**Excerpted records**:
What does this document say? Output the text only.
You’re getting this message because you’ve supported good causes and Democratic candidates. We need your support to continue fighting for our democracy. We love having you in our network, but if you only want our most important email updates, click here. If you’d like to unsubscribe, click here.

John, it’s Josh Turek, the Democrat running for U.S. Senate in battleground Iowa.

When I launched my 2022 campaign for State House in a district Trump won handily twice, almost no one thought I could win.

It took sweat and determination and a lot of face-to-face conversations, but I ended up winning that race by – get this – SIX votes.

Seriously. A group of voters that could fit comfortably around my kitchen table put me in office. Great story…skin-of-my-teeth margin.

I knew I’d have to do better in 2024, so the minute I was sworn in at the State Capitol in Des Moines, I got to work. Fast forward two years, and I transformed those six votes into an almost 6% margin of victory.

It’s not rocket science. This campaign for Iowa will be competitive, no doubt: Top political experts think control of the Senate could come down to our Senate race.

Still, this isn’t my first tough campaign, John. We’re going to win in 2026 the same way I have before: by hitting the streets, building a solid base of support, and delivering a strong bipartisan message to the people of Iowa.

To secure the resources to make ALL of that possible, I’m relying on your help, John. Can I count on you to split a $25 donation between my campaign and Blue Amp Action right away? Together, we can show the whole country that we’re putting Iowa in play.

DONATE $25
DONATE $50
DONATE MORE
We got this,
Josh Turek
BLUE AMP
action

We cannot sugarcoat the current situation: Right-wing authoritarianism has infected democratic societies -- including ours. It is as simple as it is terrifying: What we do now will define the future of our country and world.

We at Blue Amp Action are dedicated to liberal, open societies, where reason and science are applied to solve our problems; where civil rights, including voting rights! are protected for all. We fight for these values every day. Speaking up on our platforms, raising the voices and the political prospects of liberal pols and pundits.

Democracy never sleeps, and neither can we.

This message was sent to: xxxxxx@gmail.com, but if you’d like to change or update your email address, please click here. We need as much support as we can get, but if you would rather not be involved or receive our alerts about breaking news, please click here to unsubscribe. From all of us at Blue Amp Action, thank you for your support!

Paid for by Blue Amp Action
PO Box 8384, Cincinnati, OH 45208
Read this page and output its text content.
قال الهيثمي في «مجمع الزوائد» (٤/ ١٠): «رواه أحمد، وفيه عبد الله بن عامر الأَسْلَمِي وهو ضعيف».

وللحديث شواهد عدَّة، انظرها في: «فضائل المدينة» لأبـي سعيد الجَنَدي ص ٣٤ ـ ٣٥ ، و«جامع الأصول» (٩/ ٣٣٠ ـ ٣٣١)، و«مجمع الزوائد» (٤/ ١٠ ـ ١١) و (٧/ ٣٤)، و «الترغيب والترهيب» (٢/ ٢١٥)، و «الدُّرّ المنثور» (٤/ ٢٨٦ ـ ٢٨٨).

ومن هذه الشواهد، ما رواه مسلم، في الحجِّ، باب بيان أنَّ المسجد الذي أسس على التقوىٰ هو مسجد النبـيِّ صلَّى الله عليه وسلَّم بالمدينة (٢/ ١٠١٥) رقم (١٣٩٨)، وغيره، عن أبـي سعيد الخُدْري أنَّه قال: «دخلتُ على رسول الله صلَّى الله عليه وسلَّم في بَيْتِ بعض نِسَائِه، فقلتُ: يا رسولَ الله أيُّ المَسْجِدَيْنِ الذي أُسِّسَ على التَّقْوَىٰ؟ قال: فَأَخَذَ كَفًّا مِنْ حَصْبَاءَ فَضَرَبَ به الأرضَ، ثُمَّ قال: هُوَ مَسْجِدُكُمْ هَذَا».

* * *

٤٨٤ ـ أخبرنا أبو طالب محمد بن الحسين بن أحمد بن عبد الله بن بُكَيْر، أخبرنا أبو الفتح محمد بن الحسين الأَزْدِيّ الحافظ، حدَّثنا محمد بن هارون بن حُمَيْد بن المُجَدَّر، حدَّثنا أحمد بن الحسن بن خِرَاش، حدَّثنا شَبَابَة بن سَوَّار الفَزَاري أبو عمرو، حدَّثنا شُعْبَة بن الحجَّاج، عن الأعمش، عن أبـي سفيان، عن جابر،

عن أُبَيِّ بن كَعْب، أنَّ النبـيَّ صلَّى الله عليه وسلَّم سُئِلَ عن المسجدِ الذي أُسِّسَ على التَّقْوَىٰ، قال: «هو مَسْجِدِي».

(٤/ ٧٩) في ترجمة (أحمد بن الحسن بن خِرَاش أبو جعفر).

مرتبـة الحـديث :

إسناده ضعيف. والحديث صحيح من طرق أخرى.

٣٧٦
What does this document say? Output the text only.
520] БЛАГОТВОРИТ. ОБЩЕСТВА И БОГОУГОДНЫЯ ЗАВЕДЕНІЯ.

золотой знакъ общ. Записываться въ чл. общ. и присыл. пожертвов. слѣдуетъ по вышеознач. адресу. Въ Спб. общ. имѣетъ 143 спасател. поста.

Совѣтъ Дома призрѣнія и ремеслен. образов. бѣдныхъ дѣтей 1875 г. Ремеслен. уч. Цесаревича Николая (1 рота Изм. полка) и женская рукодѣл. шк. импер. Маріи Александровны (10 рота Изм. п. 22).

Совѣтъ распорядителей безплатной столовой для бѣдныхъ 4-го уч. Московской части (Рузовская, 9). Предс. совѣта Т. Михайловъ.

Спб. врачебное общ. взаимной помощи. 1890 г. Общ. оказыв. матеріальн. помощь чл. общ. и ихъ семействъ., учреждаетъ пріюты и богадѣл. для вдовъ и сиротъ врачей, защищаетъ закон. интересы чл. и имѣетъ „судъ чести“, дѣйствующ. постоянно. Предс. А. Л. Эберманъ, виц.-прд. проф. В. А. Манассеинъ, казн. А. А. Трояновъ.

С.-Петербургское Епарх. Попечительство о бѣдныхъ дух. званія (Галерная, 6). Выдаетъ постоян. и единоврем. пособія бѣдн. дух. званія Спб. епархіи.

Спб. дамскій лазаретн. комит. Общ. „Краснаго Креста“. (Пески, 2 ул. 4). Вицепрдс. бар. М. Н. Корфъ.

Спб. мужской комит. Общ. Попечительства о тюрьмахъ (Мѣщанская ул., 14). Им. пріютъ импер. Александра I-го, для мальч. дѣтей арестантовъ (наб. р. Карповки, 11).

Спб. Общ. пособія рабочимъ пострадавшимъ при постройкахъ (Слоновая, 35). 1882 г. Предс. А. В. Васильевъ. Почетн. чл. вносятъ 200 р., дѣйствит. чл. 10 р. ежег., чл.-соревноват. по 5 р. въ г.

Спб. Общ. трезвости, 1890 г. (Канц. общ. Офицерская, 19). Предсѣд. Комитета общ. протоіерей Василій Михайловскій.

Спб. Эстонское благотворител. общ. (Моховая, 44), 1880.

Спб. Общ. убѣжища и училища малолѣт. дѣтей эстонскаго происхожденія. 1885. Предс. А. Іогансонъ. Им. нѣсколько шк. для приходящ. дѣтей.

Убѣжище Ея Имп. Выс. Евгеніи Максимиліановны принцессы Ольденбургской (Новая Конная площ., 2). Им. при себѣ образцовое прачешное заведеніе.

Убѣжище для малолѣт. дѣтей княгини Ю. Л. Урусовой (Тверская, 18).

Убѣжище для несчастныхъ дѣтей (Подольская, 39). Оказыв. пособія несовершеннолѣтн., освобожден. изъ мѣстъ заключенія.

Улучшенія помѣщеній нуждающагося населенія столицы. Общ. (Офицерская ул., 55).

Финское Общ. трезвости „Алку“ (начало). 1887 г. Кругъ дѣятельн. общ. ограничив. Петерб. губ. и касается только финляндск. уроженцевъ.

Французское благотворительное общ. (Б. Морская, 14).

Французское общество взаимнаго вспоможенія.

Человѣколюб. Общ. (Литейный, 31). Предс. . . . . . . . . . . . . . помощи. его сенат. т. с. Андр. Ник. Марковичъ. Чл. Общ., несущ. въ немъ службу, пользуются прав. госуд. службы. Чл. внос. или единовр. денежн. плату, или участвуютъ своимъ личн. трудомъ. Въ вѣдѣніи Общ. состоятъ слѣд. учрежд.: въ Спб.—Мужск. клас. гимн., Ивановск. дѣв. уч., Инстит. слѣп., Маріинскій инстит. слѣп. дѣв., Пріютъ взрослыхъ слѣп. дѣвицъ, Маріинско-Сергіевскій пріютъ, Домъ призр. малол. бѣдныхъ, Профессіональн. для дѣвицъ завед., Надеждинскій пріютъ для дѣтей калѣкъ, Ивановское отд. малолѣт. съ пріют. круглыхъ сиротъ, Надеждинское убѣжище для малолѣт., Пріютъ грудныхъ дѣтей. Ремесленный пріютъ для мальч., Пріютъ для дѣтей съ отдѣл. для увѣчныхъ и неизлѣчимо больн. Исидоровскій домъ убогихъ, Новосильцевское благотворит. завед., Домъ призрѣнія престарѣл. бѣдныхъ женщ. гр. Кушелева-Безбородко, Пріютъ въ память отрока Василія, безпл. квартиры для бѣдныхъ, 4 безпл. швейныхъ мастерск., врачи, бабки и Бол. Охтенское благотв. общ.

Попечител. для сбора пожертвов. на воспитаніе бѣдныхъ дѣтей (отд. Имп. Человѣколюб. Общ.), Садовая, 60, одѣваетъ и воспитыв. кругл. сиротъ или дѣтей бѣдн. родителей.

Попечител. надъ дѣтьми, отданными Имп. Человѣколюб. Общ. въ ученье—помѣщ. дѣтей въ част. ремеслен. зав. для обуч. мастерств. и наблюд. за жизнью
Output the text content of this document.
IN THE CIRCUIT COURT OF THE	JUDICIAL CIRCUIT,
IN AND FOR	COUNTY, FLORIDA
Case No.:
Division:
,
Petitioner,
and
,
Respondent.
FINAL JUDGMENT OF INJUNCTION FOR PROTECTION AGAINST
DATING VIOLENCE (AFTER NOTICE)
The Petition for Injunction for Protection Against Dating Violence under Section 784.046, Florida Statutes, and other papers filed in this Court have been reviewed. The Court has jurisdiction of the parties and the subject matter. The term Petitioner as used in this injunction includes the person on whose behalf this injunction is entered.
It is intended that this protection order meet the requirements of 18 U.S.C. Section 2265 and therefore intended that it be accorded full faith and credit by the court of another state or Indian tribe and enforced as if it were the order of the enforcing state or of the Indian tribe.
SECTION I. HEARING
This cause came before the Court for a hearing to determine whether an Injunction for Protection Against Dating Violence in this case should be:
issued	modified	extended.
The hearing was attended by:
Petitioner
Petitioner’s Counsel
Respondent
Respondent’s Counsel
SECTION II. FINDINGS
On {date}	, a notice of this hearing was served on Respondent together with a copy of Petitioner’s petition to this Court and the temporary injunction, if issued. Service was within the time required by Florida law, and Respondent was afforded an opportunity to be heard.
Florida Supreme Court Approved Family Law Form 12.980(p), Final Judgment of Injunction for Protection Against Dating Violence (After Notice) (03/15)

**Problem to solve**:
The word "المسجد" may occur in lines of the records. Report how many such lines there are, giving only the number.

**Solution to this exercise**:
2